* **GIVEN ENTRIES**:
=-=-=
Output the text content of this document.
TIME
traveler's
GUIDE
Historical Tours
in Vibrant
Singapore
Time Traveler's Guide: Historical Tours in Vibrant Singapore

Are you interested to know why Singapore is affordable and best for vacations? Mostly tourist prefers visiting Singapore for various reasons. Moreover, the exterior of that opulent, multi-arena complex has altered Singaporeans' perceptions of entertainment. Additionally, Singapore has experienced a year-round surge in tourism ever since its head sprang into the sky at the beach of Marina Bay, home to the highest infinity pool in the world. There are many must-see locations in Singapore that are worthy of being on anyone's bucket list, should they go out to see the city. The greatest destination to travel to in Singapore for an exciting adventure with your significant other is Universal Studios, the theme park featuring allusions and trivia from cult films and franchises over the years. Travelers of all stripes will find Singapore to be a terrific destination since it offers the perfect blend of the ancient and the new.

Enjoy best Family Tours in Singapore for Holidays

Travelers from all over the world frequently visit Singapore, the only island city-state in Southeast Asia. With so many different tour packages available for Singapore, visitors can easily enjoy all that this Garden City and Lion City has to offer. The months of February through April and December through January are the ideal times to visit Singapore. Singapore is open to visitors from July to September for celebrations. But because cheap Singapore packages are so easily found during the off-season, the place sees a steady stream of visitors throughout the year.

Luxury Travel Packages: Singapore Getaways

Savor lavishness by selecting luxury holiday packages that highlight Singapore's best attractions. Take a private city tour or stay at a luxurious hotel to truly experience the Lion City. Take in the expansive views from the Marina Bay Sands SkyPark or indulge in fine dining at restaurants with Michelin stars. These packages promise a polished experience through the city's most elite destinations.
=-=-=
* **EXERCISE AIM**: List the lines that contain the word "Vibrant".

* **EXERCISE ANSWER**:
in Vibrant
Time Traveler's Guide: Historical Tours in Vibrant Singapore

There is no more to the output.